--- Dataset records ---

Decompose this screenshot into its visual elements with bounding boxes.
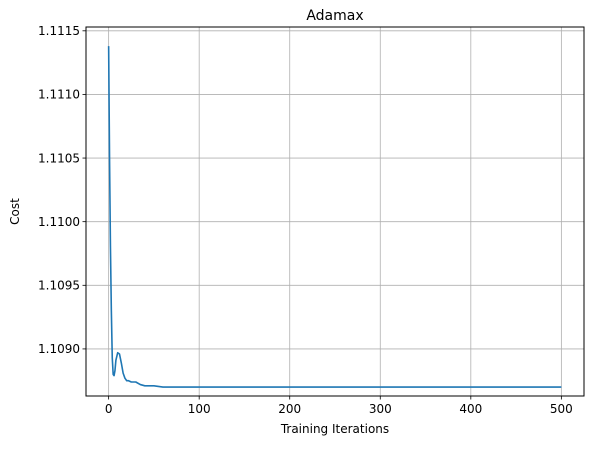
y-tick-label: 1.1115: [38, 24, 80, 38]
x-tick-label: 300: [369, 402, 392, 416]
x-tick-label: 400: [459, 402, 482, 416]
axes-frame: [85, 26, 585, 397]
x-axis-label: Training Iterations: [280, 422, 389, 436]
x-tick-label: 200: [278, 402, 301, 416]
x-tick-label: 0: [105, 402, 113, 416]
x-tick-label: 100: [188, 402, 211, 416]
series-layer: [107, 46, 562, 388]
grid: [86, 27, 584, 396]
y-tick-label: 1.1100: [38, 215, 80, 229]
y-tick-label: 1.1110: [38, 88, 80, 102]
y-tick-label: 1.1095: [38, 279, 80, 293]
x-tick-label: 500: [550, 402, 573, 416]
y-tick-label: 1.1090: [38, 342, 80, 356]
y-tick-label: 1.1105: [38, 151, 80, 165]
series-line: [107, 46, 562, 388]
chart-title: Adamax: [306, 8, 363, 24]
ticks: 0 100 200 300 400 500 1.1090 1.1095 1.1100 1.1105…: [38, 24, 573, 416]
y-axis-label: Cost: [8, 198, 22, 225]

---

Copy out the material above verbatim, line for line, leaving out the picture.

- [Answer]
Decompose this screenshot into its visual elements with bounding boxes.
y-tick-label: 1.1115: [38, 24, 80, 38]
x-tick-label: 300: [369, 402, 392, 416]
x-tick-label: 400: [459, 402, 482, 416]
axes-frame: [85, 26, 585, 397]
x-axis-label: Training Iterations: [280, 422, 389, 436]
x-tick-label: 200: [278, 402, 301, 416]
x-tick-label: 0: [105, 402, 113, 416]
x-tick-label: 100: [188, 402, 211, 416]
series-layer: [107, 46, 562, 388]
grid: [86, 27, 584, 396]
y-tick-label: 1.1100: [38, 215, 80, 229]
y-tick-label: 1.1110: [38, 88, 80, 102]
y-tick-label: 1.1095: [38, 279, 80, 293]
x-tick-label: 500: [550, 402, 573, 416]
y-tick-label: 1.1090: [38, 342, 80, 356]
y-tick-label: 1.1105: [38, 151, 80, 165]
series-line: [107, 46, 562, 388]
chart-title: Adamax: [306, 8, 363, 24]
ticks: 0 100 200 300 400 500 1.1090 1.1095 1.1100 1.1105…: [38, 24, 573, 416]
y-axis-label: Cost: [8, 198, 22, 225]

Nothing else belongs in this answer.